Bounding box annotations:
= = = = =

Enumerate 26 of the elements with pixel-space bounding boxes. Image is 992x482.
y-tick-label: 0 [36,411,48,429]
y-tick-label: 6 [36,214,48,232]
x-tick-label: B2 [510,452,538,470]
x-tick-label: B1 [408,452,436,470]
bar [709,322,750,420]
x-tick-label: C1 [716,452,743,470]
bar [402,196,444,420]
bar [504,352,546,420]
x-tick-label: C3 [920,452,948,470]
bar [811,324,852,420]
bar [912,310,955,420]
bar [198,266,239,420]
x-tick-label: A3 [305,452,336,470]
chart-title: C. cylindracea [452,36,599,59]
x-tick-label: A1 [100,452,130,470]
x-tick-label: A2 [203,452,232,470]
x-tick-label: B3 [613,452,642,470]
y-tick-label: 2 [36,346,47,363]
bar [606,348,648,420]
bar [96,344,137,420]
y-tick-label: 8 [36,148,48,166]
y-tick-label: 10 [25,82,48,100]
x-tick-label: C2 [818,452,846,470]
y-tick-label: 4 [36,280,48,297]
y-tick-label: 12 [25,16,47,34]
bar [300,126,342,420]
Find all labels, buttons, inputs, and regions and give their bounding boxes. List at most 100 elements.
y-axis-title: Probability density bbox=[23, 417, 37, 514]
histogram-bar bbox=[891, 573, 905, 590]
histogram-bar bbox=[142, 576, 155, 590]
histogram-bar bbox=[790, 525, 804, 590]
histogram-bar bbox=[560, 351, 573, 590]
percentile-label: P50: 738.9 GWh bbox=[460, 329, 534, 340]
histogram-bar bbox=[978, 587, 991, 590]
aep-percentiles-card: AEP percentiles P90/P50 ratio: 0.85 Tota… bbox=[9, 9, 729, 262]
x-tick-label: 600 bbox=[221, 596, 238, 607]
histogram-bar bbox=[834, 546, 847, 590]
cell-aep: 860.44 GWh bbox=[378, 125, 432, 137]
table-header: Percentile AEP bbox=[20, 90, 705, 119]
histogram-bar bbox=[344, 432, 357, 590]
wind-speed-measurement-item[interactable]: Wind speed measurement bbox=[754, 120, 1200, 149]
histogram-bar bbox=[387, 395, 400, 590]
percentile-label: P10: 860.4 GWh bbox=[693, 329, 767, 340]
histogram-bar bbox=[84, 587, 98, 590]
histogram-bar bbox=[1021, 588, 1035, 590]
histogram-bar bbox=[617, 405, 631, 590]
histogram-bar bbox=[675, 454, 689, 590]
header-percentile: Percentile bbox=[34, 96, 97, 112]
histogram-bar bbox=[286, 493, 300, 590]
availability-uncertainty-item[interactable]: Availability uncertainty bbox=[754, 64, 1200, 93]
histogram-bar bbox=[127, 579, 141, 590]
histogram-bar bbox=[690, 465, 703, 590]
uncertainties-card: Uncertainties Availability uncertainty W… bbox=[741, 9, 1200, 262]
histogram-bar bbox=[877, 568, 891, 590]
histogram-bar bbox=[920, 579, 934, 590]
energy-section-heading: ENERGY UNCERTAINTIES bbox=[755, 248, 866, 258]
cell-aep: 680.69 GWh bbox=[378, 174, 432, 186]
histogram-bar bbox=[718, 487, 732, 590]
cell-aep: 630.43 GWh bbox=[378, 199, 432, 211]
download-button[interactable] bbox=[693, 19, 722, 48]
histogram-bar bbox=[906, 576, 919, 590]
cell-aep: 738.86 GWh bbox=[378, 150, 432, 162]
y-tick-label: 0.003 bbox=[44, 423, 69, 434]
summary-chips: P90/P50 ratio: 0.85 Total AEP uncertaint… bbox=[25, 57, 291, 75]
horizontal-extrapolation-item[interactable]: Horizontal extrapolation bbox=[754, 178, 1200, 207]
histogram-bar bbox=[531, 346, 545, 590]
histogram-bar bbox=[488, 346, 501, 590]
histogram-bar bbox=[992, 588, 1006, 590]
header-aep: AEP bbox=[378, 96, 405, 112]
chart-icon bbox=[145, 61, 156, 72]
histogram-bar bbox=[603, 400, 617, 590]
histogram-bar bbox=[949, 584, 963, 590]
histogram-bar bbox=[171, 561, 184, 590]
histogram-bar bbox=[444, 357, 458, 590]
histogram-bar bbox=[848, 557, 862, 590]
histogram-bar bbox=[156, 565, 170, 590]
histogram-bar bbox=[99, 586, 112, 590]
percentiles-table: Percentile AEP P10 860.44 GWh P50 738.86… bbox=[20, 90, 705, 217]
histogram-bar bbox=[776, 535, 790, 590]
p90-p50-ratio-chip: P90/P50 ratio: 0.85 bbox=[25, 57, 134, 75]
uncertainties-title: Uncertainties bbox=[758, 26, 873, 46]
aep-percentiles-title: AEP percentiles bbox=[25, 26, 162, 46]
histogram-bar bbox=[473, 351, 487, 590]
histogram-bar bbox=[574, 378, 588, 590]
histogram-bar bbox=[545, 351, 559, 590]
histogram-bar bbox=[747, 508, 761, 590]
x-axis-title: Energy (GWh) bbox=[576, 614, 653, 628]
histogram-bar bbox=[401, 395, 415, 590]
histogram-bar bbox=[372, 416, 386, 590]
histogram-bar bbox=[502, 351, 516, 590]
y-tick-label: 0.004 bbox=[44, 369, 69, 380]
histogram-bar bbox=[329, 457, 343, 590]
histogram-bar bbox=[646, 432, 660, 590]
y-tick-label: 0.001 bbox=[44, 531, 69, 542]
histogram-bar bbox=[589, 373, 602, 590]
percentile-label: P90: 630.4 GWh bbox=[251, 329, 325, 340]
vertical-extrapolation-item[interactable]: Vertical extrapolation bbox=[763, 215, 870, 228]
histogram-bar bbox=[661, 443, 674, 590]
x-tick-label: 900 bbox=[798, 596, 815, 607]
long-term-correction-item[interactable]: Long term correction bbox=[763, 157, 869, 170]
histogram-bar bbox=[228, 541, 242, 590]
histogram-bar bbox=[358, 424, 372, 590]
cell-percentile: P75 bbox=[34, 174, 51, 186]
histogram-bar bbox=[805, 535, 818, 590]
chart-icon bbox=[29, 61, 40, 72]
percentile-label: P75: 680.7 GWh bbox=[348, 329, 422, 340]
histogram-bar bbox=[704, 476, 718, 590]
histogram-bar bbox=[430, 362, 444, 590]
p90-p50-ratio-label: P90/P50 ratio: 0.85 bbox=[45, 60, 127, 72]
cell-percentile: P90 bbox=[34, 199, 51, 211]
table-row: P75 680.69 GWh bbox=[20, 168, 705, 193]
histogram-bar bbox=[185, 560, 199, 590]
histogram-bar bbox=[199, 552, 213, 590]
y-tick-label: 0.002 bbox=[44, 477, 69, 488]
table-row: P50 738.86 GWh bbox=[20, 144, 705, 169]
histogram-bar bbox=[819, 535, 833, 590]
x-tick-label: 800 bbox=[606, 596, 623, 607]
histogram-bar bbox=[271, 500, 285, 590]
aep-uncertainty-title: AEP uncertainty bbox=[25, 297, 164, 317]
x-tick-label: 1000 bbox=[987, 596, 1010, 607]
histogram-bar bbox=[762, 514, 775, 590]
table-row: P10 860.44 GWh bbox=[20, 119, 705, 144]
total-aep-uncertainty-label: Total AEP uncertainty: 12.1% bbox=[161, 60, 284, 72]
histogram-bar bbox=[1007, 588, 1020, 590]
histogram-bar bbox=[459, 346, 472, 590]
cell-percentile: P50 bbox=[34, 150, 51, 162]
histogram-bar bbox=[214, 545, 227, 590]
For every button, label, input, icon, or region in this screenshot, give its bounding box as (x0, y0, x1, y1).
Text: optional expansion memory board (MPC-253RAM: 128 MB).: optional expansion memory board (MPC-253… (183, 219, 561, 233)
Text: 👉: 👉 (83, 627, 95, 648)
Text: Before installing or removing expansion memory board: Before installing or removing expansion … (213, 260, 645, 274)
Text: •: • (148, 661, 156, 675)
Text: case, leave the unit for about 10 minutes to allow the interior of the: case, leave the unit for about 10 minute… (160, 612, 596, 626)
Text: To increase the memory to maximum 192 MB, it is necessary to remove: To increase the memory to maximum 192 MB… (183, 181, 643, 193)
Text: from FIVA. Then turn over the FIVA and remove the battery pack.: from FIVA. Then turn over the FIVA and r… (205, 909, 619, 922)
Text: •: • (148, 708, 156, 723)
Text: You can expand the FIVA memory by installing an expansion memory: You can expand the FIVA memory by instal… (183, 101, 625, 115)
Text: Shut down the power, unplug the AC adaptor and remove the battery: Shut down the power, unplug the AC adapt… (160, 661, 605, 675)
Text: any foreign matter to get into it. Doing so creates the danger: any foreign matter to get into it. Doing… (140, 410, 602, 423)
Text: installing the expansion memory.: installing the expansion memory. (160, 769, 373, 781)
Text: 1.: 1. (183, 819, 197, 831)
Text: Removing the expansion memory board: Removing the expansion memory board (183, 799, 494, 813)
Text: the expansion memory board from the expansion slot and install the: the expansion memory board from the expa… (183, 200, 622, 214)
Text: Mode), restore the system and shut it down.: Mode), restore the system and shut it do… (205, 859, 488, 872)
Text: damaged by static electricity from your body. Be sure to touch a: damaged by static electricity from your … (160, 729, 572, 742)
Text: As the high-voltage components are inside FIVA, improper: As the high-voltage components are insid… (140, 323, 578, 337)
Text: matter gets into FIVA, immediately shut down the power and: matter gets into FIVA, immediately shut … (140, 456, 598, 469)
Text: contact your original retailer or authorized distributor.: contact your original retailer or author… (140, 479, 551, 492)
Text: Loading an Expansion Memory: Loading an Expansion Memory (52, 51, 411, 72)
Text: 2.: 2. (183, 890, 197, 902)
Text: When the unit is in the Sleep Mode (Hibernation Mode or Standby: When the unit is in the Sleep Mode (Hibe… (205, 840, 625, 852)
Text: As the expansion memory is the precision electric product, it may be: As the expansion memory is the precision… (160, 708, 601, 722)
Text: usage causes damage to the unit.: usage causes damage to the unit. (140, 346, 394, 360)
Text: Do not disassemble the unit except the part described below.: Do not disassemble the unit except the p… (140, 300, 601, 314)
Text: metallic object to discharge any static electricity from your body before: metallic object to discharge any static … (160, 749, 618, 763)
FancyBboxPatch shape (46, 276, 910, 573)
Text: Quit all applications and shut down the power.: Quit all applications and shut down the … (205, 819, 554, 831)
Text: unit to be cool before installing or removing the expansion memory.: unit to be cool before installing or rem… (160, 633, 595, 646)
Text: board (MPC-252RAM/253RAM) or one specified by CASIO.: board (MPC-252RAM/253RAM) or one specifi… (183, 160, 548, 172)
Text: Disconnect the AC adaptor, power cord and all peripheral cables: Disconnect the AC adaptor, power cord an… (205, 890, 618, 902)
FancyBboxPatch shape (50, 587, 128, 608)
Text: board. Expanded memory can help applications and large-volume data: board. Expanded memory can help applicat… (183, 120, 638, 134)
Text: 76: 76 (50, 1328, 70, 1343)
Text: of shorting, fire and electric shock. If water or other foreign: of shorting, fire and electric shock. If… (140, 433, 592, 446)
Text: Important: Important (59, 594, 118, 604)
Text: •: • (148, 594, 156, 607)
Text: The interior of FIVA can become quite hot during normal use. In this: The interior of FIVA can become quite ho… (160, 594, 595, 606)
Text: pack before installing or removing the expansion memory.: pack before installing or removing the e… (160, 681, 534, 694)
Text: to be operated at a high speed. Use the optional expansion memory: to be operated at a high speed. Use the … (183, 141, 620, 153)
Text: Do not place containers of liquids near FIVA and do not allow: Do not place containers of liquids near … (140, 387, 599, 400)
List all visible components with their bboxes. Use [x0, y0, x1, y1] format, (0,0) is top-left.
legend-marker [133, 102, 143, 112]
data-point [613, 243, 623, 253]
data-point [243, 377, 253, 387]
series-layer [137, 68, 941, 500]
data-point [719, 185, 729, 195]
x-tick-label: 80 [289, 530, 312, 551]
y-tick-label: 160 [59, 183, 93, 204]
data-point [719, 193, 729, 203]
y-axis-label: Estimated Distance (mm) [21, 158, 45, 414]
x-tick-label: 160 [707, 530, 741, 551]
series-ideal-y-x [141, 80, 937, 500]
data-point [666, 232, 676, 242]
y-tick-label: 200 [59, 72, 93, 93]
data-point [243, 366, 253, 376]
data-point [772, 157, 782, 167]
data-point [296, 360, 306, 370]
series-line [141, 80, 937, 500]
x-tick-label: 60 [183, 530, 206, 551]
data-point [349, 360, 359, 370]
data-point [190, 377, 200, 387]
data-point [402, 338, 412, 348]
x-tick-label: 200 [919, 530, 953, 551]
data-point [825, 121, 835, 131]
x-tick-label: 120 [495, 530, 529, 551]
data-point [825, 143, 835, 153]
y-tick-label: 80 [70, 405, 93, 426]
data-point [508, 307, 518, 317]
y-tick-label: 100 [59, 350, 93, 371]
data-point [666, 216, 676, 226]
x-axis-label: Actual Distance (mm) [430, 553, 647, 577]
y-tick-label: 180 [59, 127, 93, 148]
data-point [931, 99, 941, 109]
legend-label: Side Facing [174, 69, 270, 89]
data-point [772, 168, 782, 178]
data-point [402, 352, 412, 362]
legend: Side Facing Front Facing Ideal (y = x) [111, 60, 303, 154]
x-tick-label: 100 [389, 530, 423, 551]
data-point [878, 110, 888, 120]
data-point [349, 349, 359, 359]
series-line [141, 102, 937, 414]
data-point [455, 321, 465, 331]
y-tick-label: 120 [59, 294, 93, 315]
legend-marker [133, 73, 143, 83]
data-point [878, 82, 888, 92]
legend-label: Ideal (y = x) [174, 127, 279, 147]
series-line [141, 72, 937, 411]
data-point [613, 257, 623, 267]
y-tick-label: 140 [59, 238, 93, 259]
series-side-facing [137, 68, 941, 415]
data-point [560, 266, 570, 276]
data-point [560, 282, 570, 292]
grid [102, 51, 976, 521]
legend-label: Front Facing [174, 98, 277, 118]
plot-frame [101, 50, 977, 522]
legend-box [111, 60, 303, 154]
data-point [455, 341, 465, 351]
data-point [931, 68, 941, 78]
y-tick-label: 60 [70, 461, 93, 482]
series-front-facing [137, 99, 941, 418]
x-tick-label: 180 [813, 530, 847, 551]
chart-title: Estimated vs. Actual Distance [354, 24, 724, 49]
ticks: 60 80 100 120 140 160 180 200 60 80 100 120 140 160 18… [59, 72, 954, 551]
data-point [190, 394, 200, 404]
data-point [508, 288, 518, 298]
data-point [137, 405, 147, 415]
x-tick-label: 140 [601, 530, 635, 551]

= = = = =

Exercise requirements >> Copy out the listing word for word, from its first line down to the line holding "bar [709,322,750,420]", both ends included.

Finished exercise >>
Enumerate 26 of the elements with pixel-space bounding boxes. Image is 992x482.
y-tick-label: 0 [36,411,48,429]
y-tick-label: 6 [36,214,48,232]
x-tick-label: B2 [510,452,538,470]
x-tick-label: B1 [408,452,436,470]
bar [709,322,750,420]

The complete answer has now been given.